Work to be completed >>
Locate each line containing the string "JSON" and copy it out.

——

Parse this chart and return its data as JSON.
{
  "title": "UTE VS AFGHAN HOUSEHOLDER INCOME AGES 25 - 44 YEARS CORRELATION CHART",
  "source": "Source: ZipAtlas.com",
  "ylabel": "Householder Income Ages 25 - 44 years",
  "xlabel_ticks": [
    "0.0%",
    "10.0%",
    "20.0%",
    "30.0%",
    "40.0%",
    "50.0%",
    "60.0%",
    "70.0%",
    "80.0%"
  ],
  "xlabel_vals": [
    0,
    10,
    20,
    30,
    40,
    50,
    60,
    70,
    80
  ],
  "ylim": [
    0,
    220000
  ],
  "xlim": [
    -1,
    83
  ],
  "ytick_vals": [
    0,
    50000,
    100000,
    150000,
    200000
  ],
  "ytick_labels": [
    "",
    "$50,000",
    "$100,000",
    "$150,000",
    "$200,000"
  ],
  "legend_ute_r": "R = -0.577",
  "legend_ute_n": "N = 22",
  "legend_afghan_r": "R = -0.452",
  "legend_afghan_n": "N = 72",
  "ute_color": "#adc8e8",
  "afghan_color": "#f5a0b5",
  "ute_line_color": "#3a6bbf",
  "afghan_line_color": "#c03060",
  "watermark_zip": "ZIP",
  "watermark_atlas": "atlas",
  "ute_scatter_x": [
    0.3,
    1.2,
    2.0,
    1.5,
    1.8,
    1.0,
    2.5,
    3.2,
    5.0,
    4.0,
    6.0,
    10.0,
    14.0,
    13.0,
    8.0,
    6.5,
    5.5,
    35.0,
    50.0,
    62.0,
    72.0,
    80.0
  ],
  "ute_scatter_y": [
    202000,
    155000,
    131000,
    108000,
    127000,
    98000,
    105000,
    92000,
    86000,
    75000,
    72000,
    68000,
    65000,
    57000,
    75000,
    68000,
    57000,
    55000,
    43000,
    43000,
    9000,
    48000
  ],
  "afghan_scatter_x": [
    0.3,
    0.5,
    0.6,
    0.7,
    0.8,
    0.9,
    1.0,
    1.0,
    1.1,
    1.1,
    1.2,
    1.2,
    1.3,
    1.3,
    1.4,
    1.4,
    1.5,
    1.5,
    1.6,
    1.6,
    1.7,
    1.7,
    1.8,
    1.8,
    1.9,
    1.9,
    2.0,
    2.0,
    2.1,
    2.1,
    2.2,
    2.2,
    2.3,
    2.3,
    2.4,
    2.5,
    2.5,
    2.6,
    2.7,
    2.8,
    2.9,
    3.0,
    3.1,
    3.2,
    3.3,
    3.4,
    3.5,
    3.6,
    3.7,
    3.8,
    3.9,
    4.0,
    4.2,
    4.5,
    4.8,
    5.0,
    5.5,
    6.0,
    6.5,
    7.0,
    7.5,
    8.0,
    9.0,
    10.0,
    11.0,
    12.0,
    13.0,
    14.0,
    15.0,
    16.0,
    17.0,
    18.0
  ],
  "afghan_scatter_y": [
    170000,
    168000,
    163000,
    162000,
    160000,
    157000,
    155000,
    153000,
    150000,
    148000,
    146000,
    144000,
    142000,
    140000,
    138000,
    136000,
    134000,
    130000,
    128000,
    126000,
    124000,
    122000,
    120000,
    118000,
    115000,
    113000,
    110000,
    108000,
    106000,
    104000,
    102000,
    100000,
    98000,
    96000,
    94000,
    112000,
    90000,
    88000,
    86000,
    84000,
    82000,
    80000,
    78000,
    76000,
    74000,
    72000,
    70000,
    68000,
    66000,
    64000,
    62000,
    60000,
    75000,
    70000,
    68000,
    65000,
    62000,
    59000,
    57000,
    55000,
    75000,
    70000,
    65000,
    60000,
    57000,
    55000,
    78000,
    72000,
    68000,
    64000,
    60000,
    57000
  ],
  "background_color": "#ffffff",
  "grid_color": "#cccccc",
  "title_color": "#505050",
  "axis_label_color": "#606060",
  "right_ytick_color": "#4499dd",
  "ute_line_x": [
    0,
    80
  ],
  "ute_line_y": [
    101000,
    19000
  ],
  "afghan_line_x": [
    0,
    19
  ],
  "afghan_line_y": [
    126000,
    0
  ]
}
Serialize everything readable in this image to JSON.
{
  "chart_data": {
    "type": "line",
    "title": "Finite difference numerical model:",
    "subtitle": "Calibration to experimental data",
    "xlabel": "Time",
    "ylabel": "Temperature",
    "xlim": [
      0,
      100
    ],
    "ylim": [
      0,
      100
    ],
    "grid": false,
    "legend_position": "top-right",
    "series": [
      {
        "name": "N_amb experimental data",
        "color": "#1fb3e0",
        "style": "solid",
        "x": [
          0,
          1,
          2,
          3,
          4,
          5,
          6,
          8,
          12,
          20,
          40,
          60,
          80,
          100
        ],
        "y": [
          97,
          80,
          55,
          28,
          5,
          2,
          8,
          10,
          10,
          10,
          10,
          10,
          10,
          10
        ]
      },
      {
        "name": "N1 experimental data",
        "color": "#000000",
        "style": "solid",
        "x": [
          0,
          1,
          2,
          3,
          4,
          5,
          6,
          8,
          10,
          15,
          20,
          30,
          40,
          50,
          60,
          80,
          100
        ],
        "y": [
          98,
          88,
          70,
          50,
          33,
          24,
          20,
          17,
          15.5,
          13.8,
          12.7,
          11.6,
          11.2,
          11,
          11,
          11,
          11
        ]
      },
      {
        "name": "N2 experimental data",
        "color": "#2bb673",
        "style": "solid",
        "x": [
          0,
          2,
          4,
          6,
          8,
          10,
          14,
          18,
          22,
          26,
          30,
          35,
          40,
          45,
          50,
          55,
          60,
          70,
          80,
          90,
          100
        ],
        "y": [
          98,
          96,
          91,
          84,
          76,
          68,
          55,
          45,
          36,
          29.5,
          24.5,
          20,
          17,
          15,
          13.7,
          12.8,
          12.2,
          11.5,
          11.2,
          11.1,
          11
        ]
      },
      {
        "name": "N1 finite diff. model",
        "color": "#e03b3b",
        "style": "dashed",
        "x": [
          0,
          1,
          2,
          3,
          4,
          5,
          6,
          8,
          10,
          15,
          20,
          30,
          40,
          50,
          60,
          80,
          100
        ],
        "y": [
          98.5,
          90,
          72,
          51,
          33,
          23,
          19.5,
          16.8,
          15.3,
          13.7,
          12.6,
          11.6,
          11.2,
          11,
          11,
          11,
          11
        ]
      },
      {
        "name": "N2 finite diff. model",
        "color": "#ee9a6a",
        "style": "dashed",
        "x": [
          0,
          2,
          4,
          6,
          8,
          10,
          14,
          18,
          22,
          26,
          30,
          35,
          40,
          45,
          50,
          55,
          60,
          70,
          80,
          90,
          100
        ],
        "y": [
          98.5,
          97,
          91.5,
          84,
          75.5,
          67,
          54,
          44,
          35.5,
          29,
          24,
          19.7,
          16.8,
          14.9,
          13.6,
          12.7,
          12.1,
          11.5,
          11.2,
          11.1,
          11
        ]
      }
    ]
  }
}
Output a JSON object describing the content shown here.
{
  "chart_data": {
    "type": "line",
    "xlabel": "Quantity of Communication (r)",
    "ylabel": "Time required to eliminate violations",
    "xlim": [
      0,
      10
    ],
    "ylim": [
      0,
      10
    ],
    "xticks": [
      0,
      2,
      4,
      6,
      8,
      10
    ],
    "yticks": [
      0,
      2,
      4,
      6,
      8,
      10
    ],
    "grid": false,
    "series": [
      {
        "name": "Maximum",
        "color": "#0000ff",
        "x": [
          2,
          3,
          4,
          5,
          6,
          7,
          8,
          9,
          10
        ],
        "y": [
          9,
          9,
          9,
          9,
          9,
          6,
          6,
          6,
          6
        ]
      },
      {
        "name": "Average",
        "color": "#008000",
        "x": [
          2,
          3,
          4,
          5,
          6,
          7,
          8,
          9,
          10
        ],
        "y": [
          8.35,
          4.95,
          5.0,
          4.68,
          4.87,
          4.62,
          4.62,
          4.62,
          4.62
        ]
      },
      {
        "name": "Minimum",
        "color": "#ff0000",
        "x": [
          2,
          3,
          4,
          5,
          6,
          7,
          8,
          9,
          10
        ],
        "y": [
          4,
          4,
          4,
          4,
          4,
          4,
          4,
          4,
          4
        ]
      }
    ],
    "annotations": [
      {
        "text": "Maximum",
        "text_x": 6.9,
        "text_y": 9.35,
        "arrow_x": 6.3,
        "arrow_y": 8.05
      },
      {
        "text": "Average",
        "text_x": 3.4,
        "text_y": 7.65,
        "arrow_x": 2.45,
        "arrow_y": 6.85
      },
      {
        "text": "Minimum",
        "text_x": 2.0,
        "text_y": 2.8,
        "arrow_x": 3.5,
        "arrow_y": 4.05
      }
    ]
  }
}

——

Exercise result >>
Parse this chart and return its data as JSON.
Serialize everything readable in this image to JSON.
Output a JSON object describing the content shown here.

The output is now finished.